● **DATA EXCERPTS**:
++++++

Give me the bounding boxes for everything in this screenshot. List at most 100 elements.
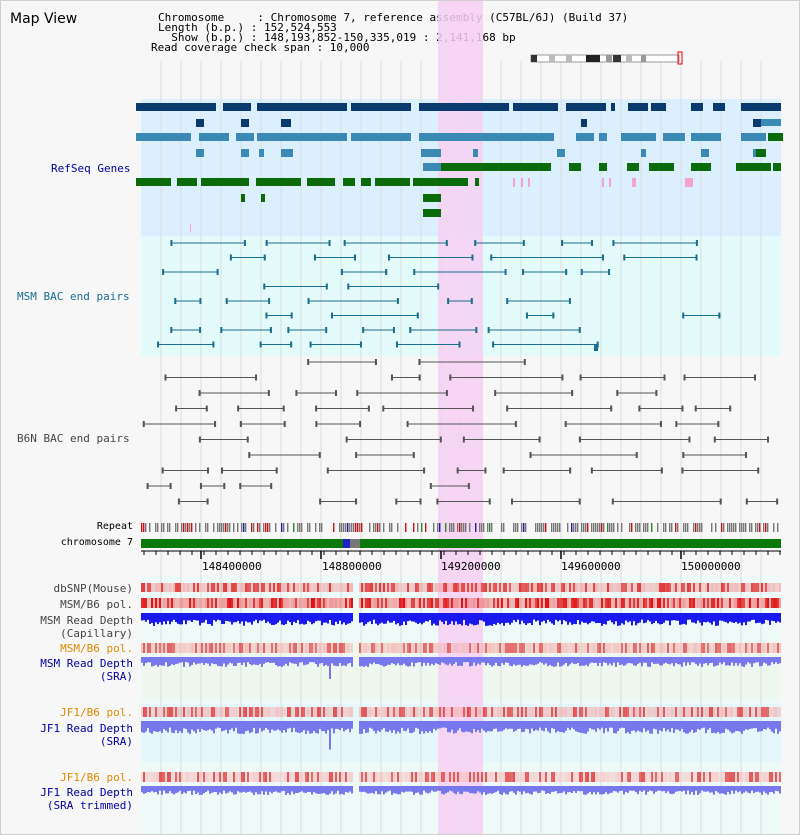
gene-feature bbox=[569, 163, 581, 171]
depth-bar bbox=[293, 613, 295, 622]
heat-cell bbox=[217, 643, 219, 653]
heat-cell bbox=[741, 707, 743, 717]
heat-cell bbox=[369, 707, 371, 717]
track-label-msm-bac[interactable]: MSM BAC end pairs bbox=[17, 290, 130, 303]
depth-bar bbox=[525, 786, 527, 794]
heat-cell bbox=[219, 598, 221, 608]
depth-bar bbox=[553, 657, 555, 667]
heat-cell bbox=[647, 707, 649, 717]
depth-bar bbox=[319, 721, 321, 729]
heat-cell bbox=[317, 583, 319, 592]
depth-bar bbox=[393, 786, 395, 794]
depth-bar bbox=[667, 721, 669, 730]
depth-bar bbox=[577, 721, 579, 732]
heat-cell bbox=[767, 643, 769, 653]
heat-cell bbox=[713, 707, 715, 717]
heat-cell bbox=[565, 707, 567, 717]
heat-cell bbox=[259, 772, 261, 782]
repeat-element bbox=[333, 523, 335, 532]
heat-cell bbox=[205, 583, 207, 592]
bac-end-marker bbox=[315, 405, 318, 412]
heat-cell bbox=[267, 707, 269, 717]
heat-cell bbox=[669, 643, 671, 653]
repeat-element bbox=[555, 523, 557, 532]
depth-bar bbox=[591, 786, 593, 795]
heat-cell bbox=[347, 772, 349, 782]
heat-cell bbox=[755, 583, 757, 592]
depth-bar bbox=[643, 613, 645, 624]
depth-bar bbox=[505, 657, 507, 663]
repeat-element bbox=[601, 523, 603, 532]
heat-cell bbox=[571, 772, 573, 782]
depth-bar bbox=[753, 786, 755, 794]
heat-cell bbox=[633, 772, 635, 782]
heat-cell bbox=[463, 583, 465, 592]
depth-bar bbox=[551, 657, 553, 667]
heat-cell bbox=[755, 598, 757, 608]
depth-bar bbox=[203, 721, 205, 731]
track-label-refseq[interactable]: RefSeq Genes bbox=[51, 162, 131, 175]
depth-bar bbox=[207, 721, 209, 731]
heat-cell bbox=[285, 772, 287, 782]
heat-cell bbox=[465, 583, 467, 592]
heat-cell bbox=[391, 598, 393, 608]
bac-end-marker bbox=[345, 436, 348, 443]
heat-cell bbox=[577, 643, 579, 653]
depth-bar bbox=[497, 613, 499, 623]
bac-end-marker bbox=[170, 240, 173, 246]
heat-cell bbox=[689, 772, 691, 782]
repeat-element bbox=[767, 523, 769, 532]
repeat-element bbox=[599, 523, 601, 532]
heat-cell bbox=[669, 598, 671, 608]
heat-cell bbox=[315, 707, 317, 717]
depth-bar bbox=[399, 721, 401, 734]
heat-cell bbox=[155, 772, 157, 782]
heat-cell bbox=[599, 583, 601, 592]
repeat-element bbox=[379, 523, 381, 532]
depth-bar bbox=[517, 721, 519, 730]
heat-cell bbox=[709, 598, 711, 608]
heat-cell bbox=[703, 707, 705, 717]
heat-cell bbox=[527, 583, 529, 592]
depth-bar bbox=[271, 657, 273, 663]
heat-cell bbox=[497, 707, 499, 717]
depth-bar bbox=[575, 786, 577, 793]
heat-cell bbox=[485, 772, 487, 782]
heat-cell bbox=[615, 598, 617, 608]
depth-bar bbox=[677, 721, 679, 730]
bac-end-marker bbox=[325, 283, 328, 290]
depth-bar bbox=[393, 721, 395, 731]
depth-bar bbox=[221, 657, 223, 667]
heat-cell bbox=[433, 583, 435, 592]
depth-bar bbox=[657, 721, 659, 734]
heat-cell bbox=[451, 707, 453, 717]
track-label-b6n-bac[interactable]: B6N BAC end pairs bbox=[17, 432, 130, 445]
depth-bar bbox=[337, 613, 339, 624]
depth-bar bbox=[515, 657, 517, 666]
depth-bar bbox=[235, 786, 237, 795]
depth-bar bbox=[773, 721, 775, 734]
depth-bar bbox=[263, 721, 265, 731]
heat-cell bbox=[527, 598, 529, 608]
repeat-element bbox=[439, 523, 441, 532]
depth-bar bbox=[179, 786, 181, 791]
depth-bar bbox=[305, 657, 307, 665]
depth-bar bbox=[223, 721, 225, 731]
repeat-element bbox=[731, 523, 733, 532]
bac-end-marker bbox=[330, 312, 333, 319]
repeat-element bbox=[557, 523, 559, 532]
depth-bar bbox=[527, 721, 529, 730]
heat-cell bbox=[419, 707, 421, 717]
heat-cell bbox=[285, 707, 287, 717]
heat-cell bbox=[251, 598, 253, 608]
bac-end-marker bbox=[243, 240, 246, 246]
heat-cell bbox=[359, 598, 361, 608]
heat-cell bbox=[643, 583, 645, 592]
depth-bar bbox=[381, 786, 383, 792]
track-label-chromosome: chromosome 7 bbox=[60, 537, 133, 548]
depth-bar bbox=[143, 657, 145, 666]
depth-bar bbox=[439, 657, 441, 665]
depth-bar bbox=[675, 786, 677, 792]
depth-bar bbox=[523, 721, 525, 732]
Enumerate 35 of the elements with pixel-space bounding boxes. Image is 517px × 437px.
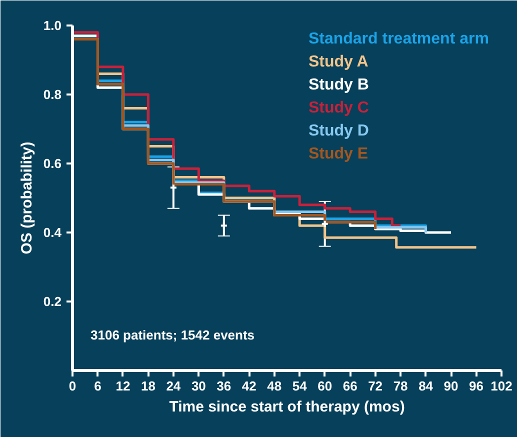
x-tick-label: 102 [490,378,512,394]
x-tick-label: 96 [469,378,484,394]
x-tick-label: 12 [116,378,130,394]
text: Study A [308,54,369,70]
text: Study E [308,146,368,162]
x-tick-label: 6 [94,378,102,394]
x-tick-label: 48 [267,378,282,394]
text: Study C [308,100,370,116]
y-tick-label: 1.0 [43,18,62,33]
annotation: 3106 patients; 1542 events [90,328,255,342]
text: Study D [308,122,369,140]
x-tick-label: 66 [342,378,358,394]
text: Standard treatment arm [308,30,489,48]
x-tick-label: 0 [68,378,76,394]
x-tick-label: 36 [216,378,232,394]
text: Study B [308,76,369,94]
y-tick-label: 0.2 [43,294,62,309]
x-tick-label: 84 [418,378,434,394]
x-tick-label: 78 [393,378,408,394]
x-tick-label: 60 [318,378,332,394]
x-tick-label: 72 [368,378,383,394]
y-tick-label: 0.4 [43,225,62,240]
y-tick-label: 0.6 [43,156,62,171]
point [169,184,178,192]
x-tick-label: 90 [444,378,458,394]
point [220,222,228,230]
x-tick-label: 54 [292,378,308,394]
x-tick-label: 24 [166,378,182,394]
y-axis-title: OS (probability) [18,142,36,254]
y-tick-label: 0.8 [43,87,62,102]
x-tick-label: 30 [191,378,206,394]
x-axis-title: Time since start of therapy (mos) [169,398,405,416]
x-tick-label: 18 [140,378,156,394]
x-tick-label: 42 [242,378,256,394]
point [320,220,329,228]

++++++

● **EXERCISE OBJECTIVE**: Search the material for the string "pairs" and show every line that has it.

● **EXERCISE ANSWER**:
track-label-msm-bac[interactable]: MSM BAC end pairs bbox=[17, 290, 130, 303]
track-label-b6n-bac[interactable]: B6N BAC end pairs bbox=[17, 432, 130, 445]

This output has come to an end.